_Short exercise_: Scan the data below and report how many lines include the word "JSON". Nothing else is wanted.

_Raw records_:
#####
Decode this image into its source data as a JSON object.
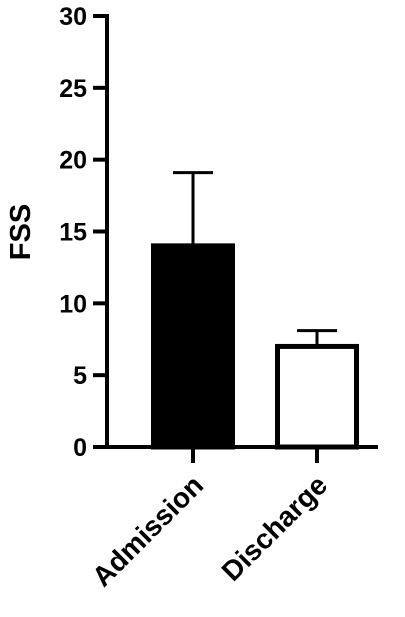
{
  "chart_data": {
    "type": "bar",
    "title": "",
    "xlabel": "",
    "ylabel": "FSS",
    "ylim": [
      0,
      30
    ],
    "yticks": [
      0,
      5,
      10,
      15,
      20,
      25,
      30
    ],
    "categories": [
      "Admission",
      "Discharge"
    ],
    "values": [
      14,
      7
    ],
    "error_upper": [
      19.1,
      8.1
    ],
    "bar_fill": [
      "#000000",
      "#ffffff"
    ],
    "bar_stroke": "#000000",
    "grid": false,
    "legend": "none"
  }
}
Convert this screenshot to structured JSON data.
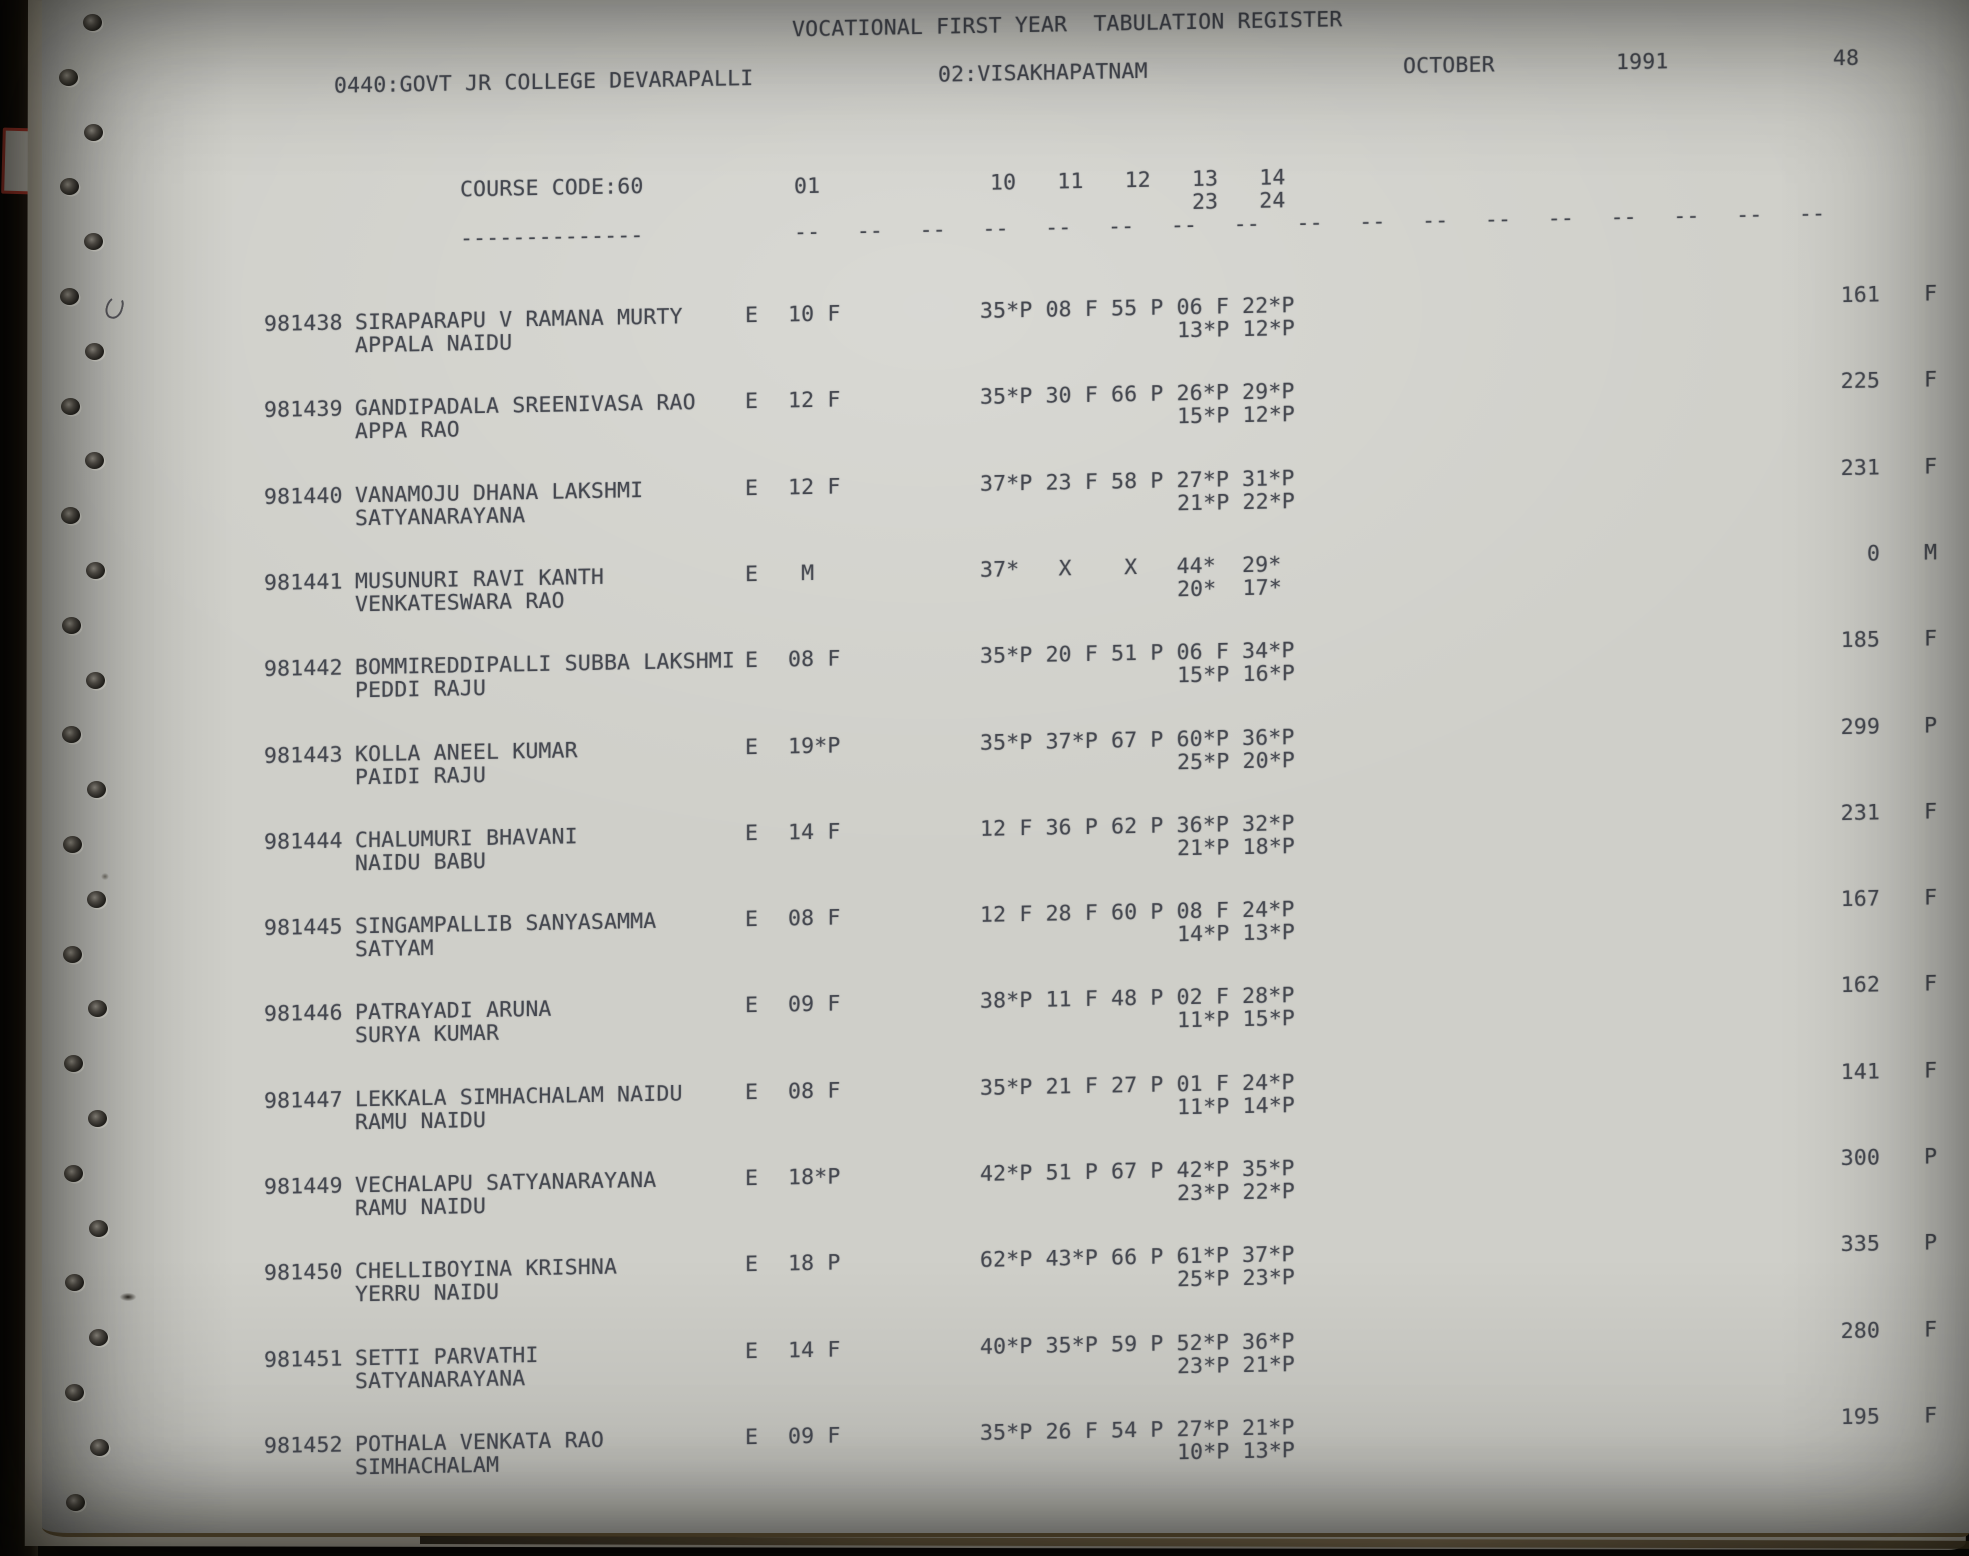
{
  "document": {
    "title": "VOCATIONAL FIRST YEAR  TABULATION REGISTER",
    "college": "0440:GOVT JR COLLEGE DEVARAPALLI",
    "district": "02:VISAKHAPATNAM",
    "month": "OCTOBER",
    "year": "1991",
    "page_number": "48"
  },
  "table": {
    "course_code": "COURSE CODE:60",
    "course_code_underline": "--------------",
    "column_01": "01",
    "subject_columns_row1": "10 11 12 13 14",
    "subject_columns_row2": "23 24",
    "column_separator_dashes": "-- -- -- -- -- -- -- -- -- -- -- -- -- -- -- -- --"
  },
  "students": [
    {
      "roll": "981438",
      "name": "SIRAPARAPU V RAMANA MURTY",
      "parent": "APPALA NAIDU",
      "medium": "E",
      "subject01": "10 F",
      "marks1": "35*P 08 F 55 P 06 F 22*P",
      "marks2": "13*P 12*P",
      "total": "161",
      "result": "F"
    },
    {
      "roll": "981439",
      "name": "GANDIPADALA SREENIVASA RAO",
      "parent": "APPA RAO",
      "medium": "E",
      "subject01": "12 F",
      "marks1": "35*P 30 F 66 P 26*P 29*P",
      "marks2": "15*P 12*P",
      "total": "225",
      "result": "F"
    },
    {
      "roll": "981440",
      "name": "VANAMOJU DHANA LAKSHMI",
      "parent": "SATYANARAYANA",
      "medium": "E",
      "subject01": "12 F",
      "marks1": "37*P 23 F 58 P 27*P 31*P",
      "marks2": "21*P 22*P",
      "total": "231",
      "result": "F"
    },
    {
      "roll": "981441",
      "name": "MUSUNURI RAVI KANTH",
      "parent": "VENKATESWARA RAO",
      "medium": "E",
      "subject01": " M",
      "marks1": "37*   X    X   44*  29*",
      "marks2": "20*  17*",
      "total": "0",
      "result": "M"
    },
    {
      "roll": "981442",
      "name": "BOMMIREDDIPALLI SUBBA LAKSHMI",
      "parent": "PEDDI RAJU",
      "medium": "E",
      "subject01": "08 F",
      "marks1": "35*P 20 F 51 P 06 F 34*P",
      "marks2": "15*P 16*P",
      "total": "185",
      "result": "F"
    },
    {
      "roll": "981443",
      "name": "KOLLA ANEEL KUMAR",
      "parent": "PAIDI RAJU",
      "medium": "E",
      "subject01": "19*P",
      "marks1": "35*P 37*P 67 P 60*P 36*P",
      "marks2": "25*P 20*P",
      "total": "299",
      "result": "P"
    },
    {
      "roll": "981444",
      "name": "CHALUMURI BHAVANI",
      "parent": "NAIDU BABU",
      "medium": "E",
      "subject01": "14 F",
      "marks1": "12 F 36 P 62 P 36*P 32*P",
      "marks2": "21*P 18*P",
      "total": "231",
      "result": "F"
    },
    {
      "roll": "981445",
      "name": "SINGAMPALLIB SANYASAMMA",
      "parent": "SATYAM",
      "medium": "E",
      "subject01": "08 F",
      "marks1": "12 F 28 F 60 P 08 F 24*P",
      "marks2": "14*P 13*P",
      "total": "167",
      "result": "F"
    },
    {
      "roll": "981446",
      "name": "PATRAYADI ARUNA",
      "parent": "SURYA KUMAR",
      "medium": "E",
      "subject01": "09 F",
      "marks1": "38*P 11 F 48 P 02 F 28*P",
      "marks2": "11*P 15*P",
      "total": "162",
      "result": "F"
    },
    {
      "roll": "981447",
      "name": "LEKKALA SIMHACHALAM NAIDU",
      "parent": "RAMU NAIDU",
      "medium": "E",
      "subject01": "08 F",
      "marks1": "35*P 21 F 27 P 01 F 24*P",
      "marks2": "11*P 14*P",
      "total": "141",
      "result": "F"
    },
    {
      "roll": "981449",
      "name": "VECHALAPU SATYANARAYANA",
      "parent": "RAMU NAIDU",
      "medium": "E",
      "subject01": "18*P",
      "marks1": "42*P 51 P 67 P 42*P 35*P",
      "marks2": "23*P 22*P",
      "total": "300",
      "result": "P"
    },
    {
      "roll": "981450",
      "name": "CHELLIBOYINA KRISHNA",
      "parent": "YERRU NAIDU",
      "medium": "E",
      "subject01": "18 P",
      "marks1": "62*P 43*P 66 P 61*P 37*P",
      "marks2": "25*P 23*P",
      "total": "335",
      "result": "P"
    },
    {
      "roll": "981451",
      "name": "SETTI PARVATHI",
      "parent": "SATYANARAYANA",
      "medium": "E",
      "subject01": "14 F",
      "marks1": "40*P 35*P 59 P 52*P 36*P",
      "marks2": "23*P 21*P",
      "total": "280",
      "result": "F"
    },
    {
      "roll": "981452",
      "name": "POTHALA VENKATA RAO",
      "parent": "SIMHACHALAM",
      "medium": "E",
      "subject01": "09 F",
      "marks1": "35*P 26 F 54 P 27*P 21*P",
      "marks2": "10*P 13*P",
      "total": "195",
      "result": "F"
    }
  ]
}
#####
_Exercise solution_: 2